- _SUPPLIED INFORMATION_:
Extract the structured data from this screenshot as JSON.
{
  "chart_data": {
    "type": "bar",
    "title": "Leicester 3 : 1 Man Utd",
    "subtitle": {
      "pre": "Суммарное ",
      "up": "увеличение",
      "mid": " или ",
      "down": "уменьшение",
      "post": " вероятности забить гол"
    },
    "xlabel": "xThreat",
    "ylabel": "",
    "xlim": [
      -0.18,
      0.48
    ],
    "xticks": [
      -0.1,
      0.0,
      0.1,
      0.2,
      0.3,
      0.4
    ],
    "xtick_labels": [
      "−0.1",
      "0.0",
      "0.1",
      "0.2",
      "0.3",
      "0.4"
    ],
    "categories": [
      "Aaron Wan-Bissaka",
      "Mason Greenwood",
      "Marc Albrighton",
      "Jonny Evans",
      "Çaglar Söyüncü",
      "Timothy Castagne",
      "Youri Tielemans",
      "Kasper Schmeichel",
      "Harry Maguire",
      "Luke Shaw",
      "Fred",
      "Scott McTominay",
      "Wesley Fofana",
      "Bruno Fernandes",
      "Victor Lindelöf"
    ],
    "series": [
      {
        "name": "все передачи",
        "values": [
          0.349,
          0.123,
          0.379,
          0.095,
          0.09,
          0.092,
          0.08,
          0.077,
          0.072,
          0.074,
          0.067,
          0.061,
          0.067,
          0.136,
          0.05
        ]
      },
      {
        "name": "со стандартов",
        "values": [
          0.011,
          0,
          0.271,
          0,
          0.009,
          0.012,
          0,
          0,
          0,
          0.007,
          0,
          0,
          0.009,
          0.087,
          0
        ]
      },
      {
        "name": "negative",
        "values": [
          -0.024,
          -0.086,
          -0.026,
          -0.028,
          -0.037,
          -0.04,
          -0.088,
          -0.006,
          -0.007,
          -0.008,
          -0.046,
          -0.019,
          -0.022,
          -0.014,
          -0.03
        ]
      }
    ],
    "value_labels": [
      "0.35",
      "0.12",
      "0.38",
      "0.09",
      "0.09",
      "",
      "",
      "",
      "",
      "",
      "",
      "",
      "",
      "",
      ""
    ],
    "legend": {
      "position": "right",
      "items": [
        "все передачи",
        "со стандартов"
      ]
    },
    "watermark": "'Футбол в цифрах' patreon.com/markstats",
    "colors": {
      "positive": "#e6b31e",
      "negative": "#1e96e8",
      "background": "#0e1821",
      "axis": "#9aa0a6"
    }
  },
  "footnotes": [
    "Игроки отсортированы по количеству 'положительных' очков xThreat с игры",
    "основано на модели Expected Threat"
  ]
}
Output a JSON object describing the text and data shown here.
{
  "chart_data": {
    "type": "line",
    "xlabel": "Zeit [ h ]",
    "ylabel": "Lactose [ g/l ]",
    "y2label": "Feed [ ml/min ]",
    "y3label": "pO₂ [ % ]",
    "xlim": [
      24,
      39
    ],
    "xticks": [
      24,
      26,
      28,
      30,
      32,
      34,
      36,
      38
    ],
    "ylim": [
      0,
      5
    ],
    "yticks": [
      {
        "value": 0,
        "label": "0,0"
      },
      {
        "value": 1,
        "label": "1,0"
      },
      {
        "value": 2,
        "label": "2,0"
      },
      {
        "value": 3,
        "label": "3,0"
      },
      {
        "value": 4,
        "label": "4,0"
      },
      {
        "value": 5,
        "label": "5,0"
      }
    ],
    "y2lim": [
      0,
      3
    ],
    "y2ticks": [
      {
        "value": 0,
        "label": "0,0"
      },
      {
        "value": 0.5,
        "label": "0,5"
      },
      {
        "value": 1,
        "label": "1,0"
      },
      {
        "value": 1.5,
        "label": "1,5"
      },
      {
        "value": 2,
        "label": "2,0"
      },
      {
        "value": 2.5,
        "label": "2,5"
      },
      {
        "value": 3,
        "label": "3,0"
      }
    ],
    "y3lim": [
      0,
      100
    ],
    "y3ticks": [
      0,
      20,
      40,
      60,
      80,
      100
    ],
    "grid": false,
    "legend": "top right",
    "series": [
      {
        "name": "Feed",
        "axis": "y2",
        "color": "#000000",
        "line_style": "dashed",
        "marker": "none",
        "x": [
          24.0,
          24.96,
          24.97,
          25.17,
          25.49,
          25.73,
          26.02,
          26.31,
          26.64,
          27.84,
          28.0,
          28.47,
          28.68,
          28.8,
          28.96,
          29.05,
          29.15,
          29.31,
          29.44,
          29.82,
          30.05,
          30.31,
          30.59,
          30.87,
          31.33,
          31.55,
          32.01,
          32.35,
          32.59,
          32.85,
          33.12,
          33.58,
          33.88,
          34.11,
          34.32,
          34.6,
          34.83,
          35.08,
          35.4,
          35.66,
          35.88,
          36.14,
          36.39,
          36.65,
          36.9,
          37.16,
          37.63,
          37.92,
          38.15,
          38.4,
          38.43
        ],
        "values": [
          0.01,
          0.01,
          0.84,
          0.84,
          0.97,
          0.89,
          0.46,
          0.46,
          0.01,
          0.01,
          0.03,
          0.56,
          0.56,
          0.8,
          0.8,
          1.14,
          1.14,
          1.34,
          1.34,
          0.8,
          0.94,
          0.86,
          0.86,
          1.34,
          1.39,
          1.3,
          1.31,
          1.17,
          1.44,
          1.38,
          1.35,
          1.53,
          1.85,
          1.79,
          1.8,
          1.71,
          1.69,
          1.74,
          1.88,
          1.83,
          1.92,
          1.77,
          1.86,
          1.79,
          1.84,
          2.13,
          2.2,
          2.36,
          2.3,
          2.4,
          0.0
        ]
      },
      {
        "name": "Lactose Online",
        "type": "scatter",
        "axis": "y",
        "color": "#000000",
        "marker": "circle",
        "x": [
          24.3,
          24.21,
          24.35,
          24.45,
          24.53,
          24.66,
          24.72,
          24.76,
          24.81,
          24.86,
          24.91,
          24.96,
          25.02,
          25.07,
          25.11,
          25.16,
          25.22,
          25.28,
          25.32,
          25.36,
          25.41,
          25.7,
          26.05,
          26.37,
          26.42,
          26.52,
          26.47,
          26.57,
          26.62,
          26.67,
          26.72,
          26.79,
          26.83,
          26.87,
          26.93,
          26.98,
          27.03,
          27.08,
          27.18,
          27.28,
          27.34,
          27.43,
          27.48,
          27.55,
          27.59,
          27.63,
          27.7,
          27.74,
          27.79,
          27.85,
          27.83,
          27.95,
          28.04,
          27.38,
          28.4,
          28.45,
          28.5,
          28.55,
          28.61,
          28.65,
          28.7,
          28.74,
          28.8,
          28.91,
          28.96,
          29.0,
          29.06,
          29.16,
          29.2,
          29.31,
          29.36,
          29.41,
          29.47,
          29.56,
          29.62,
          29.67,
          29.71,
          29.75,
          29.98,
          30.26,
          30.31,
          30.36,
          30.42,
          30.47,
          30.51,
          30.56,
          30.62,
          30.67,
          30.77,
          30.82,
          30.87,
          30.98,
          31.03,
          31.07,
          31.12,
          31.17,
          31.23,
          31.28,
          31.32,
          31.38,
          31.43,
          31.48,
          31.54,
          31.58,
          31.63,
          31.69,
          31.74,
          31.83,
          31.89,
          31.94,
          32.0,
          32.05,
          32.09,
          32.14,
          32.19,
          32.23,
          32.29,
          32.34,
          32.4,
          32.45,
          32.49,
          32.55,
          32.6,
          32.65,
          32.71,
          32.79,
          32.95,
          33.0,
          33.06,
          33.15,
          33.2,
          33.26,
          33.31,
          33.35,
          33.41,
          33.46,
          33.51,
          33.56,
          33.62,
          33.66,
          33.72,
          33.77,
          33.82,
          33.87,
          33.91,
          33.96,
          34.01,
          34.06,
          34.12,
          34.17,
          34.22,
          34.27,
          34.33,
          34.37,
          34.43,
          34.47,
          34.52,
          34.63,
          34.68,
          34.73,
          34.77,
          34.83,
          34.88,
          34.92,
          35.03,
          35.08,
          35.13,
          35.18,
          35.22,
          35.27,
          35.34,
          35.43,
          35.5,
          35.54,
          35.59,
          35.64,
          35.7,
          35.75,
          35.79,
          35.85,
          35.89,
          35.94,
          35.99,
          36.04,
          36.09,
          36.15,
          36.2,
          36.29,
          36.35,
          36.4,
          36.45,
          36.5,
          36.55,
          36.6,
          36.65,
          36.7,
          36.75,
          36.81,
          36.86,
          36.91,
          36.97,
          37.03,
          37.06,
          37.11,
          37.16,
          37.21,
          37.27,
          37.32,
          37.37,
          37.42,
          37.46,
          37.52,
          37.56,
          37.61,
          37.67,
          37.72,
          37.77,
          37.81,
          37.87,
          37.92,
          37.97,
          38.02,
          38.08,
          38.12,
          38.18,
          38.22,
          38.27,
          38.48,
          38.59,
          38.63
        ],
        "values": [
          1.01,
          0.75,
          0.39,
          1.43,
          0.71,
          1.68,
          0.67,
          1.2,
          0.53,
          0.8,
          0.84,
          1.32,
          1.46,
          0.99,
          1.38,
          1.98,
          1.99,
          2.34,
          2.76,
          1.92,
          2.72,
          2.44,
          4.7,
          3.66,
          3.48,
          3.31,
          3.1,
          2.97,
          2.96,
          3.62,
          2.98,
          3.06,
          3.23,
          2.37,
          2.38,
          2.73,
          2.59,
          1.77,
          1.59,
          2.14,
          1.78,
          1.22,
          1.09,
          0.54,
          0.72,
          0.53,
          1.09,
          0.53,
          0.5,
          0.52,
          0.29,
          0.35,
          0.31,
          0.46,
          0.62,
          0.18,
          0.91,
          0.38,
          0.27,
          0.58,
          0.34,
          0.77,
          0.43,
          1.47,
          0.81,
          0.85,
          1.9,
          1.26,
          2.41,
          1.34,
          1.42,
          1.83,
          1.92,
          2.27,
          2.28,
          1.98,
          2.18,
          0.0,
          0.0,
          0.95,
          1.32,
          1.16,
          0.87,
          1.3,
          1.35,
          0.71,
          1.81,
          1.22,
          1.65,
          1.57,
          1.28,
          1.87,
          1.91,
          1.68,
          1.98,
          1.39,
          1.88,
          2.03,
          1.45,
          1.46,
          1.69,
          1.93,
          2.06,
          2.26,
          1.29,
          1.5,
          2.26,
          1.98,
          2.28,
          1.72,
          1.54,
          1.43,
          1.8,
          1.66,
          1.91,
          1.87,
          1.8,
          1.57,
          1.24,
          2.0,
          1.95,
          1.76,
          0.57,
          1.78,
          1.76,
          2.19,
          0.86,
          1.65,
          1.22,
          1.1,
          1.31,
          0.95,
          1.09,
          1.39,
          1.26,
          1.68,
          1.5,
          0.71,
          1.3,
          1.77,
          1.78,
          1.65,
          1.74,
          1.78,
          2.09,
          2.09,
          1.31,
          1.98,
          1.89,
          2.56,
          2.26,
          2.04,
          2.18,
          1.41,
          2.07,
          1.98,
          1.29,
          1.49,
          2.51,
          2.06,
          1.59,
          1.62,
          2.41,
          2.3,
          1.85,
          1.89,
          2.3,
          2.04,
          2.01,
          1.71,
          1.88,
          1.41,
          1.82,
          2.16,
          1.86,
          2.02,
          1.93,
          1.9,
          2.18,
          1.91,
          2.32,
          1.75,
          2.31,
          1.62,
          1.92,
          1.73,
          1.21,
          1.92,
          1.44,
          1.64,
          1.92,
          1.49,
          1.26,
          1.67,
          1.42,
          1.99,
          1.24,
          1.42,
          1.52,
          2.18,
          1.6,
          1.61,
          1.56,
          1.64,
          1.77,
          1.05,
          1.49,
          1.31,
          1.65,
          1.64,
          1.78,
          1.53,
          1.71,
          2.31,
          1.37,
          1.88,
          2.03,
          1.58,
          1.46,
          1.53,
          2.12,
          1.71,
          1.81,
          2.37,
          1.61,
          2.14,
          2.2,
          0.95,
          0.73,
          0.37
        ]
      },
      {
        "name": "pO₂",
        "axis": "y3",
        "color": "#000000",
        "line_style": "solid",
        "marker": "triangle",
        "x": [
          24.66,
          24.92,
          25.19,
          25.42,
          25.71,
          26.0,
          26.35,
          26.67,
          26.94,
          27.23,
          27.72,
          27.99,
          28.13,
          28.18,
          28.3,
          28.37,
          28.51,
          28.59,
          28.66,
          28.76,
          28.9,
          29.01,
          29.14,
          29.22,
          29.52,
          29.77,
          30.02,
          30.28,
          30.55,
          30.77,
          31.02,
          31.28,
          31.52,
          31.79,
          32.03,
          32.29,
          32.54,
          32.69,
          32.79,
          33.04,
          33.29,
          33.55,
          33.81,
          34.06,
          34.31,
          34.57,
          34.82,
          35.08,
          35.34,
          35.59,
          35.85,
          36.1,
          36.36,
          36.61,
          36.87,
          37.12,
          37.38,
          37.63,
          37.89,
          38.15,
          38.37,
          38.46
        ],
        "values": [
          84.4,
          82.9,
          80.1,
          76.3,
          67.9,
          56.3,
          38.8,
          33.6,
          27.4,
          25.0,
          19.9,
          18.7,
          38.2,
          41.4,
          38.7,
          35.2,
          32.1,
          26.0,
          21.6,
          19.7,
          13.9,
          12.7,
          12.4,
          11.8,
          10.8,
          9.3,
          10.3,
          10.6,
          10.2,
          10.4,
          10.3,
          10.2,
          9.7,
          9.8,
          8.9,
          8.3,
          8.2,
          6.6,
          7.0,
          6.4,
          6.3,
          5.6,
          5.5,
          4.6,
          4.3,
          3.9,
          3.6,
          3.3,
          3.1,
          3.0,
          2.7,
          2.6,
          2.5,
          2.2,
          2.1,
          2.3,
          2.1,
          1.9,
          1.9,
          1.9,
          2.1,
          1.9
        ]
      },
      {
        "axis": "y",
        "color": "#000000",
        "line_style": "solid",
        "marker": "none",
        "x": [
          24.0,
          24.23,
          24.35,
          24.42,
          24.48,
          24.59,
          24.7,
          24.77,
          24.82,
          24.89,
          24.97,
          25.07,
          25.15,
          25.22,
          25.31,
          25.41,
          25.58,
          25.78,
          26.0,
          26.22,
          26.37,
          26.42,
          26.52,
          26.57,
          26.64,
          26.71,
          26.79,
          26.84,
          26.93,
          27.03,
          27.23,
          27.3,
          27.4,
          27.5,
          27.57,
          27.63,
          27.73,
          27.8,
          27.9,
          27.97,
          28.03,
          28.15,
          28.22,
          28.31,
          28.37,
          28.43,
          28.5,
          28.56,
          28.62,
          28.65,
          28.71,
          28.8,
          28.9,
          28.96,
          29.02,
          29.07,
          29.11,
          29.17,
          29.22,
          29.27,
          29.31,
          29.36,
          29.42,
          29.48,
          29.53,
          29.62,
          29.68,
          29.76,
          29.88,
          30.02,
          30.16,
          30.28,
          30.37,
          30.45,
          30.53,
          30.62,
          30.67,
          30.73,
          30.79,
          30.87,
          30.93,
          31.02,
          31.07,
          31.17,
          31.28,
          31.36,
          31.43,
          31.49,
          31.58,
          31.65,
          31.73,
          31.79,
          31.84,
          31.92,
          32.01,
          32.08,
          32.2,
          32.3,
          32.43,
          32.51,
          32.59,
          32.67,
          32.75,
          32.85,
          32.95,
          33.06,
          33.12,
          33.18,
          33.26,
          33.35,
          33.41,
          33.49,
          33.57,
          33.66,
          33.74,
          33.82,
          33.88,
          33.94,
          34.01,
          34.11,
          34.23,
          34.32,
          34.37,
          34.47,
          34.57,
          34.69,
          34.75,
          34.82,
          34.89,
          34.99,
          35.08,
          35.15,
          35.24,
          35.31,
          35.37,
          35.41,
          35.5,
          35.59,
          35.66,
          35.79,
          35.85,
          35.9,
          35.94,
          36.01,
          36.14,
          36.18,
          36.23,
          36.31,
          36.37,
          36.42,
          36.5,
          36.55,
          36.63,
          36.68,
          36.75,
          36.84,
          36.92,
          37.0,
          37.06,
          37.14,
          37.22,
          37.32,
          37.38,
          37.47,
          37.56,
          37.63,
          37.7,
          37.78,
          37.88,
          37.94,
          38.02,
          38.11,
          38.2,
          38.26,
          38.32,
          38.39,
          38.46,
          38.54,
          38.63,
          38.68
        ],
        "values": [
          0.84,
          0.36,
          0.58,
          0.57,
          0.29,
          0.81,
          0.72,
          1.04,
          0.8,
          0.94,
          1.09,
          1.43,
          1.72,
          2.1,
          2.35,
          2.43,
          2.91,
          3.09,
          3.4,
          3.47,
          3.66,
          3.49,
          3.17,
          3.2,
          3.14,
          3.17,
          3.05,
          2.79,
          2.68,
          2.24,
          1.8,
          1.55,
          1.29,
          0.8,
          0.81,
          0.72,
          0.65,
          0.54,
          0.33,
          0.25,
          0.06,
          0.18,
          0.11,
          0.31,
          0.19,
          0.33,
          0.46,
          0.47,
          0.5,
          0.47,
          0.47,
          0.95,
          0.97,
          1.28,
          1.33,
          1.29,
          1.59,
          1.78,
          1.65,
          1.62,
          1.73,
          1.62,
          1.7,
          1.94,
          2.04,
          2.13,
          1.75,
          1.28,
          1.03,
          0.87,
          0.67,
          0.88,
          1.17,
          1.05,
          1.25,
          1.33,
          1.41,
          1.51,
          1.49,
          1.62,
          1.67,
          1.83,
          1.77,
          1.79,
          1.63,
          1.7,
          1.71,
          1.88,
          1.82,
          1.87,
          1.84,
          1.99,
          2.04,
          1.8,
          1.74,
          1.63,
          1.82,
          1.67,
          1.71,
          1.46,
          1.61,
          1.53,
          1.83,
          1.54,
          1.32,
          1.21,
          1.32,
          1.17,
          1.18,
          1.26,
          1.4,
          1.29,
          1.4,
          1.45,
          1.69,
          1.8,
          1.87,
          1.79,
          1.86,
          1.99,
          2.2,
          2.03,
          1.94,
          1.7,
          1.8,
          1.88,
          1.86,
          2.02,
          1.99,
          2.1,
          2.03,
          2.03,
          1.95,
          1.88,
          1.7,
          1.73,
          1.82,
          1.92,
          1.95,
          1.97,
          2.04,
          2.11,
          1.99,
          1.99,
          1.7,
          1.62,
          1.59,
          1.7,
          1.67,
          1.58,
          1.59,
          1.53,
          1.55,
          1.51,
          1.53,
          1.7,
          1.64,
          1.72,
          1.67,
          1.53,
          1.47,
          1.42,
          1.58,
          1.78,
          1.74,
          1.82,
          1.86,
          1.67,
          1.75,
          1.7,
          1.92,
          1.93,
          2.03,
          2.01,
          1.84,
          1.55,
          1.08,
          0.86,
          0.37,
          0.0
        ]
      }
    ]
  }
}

- _DIRECTION_: Only the number is wanted: how many lines of the data contain the word "JSON"?

- _WRITTEN RESPONSE_: 2